- _Objective_
Your task is to count the lines of the entries below that include the word "University" and to give only the resulting number.

- _Supplied records_
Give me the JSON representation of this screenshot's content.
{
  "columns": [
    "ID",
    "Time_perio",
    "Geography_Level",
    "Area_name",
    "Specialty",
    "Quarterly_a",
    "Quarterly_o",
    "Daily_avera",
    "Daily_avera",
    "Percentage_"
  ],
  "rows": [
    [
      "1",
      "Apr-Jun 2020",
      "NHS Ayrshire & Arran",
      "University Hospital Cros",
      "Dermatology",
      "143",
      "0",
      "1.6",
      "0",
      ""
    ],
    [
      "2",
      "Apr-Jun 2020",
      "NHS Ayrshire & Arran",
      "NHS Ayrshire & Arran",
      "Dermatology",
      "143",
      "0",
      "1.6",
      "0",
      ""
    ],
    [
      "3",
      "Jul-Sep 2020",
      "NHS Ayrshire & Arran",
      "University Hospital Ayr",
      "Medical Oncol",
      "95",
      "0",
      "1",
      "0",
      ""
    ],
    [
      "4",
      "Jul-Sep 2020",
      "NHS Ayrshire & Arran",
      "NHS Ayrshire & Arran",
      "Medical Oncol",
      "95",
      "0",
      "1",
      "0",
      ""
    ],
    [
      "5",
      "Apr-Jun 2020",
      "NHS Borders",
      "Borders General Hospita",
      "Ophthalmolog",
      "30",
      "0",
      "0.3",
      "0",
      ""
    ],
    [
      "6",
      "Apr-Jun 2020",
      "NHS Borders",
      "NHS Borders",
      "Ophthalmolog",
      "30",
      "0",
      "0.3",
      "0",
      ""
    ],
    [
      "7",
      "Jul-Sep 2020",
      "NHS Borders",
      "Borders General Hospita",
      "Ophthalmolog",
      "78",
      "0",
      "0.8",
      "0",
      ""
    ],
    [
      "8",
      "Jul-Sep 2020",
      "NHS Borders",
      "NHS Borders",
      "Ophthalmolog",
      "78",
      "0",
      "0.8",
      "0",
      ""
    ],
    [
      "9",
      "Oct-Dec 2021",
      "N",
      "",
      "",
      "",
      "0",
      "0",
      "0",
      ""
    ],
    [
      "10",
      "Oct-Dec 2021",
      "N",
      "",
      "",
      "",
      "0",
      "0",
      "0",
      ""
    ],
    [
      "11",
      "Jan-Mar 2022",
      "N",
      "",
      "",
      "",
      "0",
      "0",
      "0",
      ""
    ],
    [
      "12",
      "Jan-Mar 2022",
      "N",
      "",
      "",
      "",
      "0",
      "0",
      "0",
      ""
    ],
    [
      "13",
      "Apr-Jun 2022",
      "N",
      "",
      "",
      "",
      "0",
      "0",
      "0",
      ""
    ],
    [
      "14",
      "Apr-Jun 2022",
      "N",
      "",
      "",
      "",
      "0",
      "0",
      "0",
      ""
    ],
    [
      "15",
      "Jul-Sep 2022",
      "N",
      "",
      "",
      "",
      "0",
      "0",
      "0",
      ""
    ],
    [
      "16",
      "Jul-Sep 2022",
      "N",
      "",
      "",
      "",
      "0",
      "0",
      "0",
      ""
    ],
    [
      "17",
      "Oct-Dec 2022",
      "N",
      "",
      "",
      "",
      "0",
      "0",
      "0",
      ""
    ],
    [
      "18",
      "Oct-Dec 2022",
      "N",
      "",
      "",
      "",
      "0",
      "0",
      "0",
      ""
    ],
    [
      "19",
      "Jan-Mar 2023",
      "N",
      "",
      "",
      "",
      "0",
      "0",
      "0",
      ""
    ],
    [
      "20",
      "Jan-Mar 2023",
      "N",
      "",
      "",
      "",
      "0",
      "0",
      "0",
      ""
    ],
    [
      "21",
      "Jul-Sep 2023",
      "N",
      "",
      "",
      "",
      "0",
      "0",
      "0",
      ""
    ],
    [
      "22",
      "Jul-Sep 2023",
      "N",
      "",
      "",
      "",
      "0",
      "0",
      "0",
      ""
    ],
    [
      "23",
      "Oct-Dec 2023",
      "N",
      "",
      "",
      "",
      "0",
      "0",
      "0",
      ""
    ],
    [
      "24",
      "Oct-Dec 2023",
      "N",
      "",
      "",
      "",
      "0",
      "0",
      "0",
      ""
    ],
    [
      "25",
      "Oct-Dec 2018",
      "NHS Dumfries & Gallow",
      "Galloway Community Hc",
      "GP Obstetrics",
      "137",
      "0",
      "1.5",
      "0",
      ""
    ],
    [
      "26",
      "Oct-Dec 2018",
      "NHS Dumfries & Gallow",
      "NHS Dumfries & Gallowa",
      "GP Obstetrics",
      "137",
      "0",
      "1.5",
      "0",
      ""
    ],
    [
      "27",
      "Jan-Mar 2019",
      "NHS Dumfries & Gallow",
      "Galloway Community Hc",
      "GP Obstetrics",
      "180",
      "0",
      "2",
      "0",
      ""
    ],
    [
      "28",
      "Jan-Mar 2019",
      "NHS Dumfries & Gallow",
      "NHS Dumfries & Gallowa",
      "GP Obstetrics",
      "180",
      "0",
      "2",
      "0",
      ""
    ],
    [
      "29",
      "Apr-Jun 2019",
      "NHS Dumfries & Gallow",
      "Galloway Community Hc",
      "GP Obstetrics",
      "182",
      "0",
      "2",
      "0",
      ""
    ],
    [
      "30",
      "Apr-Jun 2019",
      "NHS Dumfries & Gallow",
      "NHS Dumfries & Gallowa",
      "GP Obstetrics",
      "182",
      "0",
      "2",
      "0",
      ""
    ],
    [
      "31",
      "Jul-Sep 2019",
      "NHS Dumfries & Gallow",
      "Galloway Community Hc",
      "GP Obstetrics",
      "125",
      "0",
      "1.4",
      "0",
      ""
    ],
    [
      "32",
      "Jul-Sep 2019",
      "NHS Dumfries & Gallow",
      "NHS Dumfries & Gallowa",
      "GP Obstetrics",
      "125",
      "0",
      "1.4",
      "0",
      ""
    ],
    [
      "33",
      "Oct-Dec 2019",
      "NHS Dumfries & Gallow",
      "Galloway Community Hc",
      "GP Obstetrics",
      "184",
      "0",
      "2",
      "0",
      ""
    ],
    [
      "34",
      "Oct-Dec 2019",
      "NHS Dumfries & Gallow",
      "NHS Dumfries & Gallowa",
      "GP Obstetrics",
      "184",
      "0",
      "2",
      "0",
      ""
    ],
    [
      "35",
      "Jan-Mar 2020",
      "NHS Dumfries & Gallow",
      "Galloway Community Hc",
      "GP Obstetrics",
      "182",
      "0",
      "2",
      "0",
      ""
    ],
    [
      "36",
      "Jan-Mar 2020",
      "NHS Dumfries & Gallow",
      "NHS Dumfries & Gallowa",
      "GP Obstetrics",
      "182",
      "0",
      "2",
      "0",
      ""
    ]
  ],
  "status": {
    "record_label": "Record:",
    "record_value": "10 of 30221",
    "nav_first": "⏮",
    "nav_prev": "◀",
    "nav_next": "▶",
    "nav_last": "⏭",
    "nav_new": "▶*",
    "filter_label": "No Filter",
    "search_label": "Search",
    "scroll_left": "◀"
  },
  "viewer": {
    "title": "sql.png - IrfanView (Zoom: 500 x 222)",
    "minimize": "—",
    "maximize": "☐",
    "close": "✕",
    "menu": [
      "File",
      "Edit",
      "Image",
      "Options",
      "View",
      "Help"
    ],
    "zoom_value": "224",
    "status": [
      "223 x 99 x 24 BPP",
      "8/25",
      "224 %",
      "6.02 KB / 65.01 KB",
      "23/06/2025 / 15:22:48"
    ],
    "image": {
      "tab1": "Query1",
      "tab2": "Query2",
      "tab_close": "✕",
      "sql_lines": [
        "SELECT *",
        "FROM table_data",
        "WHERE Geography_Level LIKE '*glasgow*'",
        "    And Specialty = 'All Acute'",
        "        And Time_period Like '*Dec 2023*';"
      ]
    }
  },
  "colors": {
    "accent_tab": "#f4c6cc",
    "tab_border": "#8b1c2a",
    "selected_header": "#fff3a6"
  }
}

- _Reply to the exercise_
2